BRIEF: Each line that holds the word "продажу" should be returned.

MATERIAL FOR THIS EXERCISE:
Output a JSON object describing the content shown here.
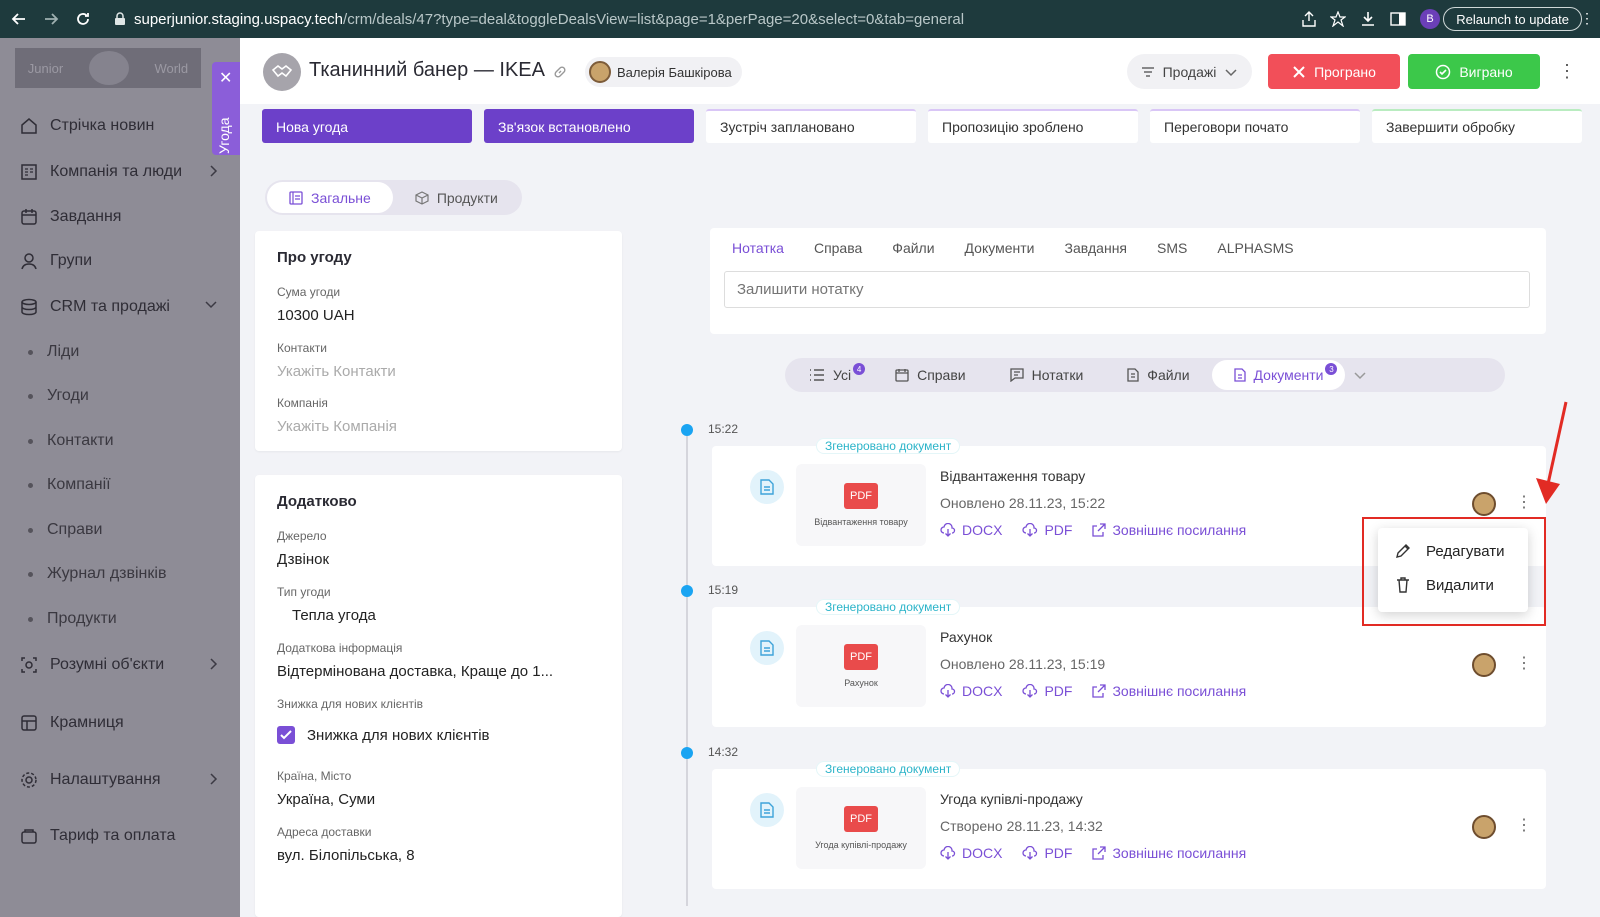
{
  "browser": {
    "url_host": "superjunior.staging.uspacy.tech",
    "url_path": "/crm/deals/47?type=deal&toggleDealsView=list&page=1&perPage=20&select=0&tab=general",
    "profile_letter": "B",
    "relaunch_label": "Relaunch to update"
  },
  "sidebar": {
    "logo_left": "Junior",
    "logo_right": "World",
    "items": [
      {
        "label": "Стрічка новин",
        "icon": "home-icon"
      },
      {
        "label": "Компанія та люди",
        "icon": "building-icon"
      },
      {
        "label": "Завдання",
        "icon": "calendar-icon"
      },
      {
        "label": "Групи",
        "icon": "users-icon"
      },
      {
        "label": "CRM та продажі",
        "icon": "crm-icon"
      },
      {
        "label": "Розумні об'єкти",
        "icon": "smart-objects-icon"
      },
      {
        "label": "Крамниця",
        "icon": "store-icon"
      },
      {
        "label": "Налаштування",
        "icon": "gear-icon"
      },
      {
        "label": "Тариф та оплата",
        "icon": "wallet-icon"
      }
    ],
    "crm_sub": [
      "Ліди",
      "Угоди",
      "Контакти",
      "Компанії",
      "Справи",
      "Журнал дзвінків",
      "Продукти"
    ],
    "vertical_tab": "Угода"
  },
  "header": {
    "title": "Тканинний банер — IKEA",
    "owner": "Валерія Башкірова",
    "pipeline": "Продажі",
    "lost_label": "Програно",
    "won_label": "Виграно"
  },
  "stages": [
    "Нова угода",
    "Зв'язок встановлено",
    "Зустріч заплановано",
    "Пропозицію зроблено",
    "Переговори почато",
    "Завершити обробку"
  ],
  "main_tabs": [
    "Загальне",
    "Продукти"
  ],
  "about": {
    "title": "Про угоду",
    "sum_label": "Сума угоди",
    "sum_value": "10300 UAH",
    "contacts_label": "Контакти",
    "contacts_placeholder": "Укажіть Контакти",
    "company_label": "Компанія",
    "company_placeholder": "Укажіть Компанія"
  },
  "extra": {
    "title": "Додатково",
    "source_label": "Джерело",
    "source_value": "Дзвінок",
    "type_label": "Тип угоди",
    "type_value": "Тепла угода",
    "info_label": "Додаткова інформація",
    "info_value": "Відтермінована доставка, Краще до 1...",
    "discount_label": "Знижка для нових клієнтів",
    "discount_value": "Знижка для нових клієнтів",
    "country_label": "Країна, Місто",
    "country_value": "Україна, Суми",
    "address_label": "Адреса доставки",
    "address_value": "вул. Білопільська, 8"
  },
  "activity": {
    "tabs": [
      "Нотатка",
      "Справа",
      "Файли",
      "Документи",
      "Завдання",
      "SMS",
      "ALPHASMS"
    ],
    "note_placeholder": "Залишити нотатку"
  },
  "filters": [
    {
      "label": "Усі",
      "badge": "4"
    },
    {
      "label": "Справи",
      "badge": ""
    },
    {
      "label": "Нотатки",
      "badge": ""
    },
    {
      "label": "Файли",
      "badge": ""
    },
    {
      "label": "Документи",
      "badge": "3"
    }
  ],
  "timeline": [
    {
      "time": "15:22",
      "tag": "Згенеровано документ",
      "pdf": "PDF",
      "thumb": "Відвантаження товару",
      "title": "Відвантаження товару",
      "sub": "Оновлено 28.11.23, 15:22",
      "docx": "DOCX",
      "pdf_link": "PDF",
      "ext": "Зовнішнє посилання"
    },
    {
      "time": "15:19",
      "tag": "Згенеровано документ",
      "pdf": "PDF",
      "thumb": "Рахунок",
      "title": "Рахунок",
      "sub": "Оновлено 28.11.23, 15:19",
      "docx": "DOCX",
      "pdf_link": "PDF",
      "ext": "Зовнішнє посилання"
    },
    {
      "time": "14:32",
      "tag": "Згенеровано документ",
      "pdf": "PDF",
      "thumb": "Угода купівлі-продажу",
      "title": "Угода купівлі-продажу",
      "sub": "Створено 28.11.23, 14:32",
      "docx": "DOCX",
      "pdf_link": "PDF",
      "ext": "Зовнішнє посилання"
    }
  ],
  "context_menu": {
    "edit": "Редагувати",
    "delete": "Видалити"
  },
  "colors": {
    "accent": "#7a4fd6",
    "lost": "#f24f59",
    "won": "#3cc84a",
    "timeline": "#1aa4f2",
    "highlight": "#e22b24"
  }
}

* * *

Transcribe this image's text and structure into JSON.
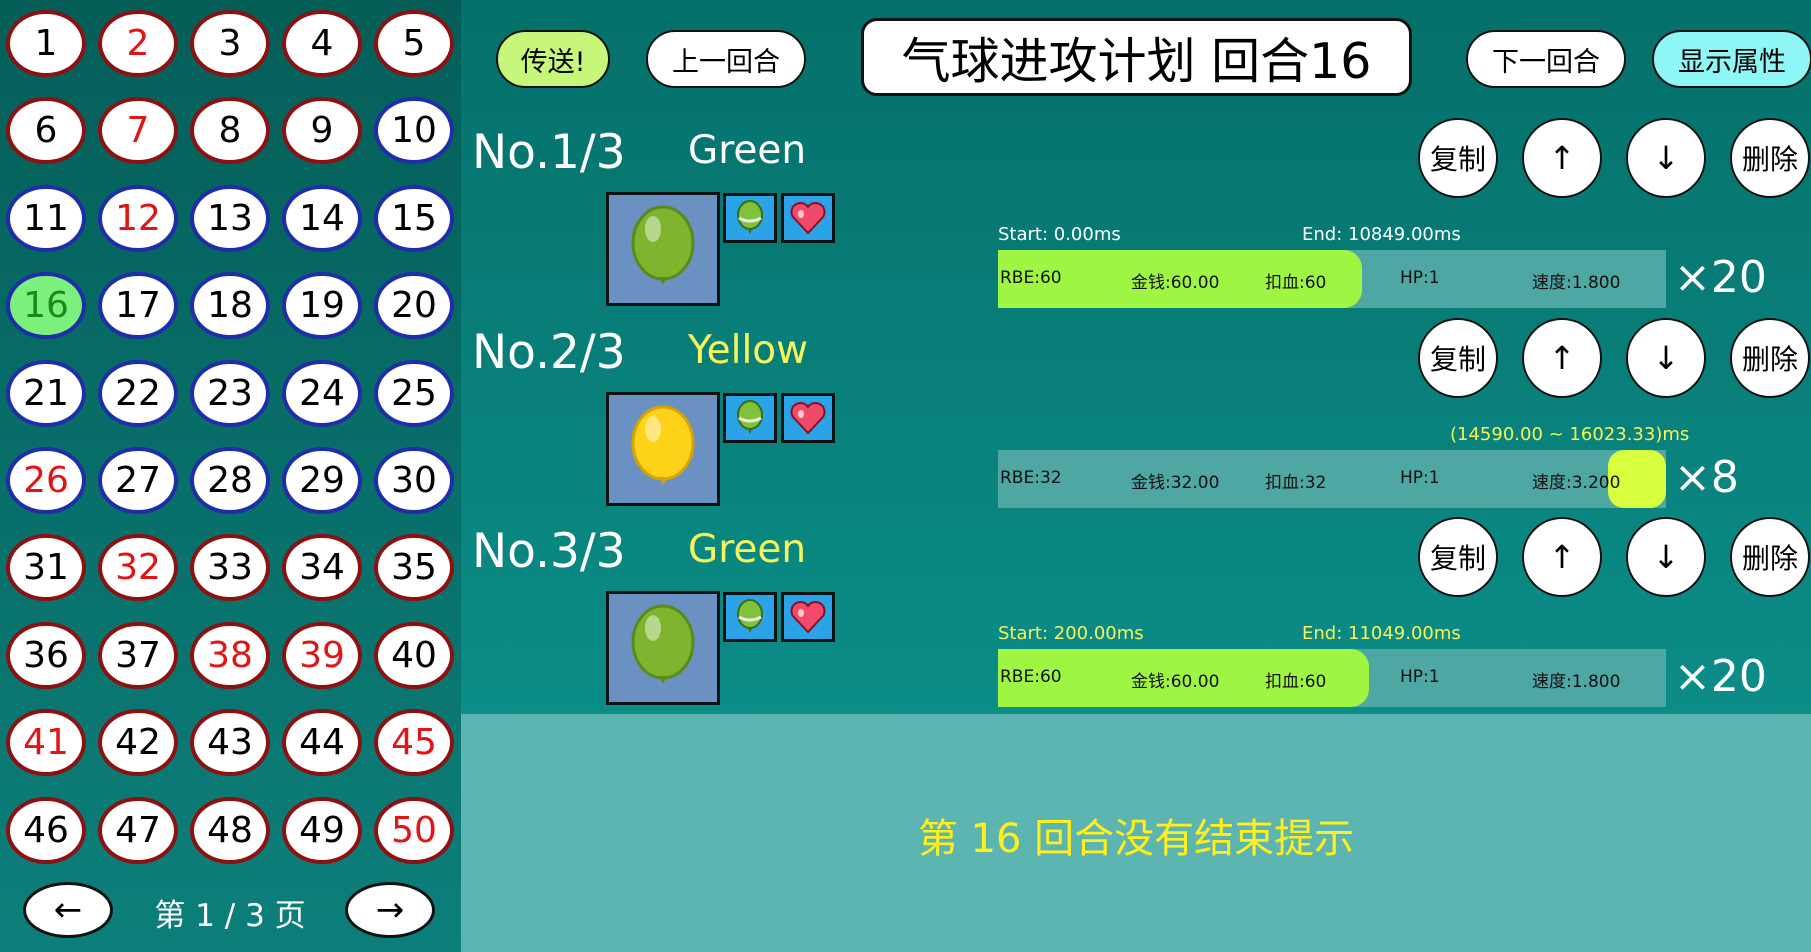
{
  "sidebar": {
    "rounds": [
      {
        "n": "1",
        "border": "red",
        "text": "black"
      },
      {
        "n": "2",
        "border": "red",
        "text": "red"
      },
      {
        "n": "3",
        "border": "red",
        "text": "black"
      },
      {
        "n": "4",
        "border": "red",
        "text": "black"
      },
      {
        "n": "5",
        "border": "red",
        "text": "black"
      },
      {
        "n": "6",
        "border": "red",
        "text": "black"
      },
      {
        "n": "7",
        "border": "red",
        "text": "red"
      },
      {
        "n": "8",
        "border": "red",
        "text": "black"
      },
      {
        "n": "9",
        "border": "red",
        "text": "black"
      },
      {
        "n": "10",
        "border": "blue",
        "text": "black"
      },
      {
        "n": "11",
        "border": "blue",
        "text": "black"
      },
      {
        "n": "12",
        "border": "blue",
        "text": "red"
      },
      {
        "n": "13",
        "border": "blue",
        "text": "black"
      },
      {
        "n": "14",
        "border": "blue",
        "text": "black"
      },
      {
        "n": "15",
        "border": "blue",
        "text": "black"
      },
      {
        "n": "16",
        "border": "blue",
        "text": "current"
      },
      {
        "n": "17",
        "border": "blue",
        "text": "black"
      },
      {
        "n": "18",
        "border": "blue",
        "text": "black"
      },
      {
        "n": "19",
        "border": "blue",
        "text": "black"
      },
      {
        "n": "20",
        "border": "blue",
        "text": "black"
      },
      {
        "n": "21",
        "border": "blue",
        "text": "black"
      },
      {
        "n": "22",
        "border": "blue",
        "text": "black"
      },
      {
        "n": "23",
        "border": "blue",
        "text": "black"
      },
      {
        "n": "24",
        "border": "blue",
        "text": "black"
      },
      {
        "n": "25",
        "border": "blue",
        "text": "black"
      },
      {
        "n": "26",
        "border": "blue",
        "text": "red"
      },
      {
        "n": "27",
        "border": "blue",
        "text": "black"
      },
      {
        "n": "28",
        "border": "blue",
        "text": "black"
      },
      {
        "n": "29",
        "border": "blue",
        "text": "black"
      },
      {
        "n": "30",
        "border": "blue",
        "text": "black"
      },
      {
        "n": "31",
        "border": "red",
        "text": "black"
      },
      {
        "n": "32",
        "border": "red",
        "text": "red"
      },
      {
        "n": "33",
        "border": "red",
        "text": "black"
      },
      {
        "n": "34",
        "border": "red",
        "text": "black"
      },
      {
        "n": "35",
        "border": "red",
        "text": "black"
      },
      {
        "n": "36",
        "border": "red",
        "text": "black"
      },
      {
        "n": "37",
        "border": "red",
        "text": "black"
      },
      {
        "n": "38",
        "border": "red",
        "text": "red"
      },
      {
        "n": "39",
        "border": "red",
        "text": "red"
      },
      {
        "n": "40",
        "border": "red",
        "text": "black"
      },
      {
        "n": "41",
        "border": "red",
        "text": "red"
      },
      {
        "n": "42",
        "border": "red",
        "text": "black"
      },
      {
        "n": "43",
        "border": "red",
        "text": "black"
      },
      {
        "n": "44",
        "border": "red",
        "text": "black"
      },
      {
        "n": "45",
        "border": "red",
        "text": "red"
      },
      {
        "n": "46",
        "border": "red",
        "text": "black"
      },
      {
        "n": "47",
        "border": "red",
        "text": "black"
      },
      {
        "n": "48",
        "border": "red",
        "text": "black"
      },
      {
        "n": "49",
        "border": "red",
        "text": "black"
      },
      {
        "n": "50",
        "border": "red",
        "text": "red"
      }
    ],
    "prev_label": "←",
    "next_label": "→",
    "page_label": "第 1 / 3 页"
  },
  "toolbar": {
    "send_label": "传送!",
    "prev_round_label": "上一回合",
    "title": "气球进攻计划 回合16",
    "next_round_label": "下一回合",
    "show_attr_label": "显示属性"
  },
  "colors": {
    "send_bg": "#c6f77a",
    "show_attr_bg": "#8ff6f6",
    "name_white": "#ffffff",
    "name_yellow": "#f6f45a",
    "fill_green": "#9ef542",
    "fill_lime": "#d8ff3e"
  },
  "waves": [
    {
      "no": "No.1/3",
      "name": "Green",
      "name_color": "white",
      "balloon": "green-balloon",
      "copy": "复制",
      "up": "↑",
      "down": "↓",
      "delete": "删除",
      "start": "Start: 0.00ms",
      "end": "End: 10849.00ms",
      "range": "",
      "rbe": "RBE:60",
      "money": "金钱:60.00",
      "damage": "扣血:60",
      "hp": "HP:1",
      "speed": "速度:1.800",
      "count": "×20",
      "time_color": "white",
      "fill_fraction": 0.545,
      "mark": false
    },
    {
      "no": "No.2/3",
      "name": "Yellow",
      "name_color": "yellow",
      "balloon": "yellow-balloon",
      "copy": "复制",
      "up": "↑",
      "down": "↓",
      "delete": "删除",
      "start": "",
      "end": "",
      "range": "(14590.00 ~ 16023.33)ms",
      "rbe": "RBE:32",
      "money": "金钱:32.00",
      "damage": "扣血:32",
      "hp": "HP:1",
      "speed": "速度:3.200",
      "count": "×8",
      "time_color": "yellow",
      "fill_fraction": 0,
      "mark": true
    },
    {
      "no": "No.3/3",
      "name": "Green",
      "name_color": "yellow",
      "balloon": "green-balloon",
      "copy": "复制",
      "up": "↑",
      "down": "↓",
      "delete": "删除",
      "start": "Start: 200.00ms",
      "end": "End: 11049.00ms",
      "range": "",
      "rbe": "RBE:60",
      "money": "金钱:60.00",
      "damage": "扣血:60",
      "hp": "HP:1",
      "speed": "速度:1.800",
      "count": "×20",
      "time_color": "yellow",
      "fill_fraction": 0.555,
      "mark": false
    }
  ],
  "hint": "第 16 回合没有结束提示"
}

ANSWER:
      "thumb": "Угода купівлі-продажу",
      "title": "Угода купівлі-продажу",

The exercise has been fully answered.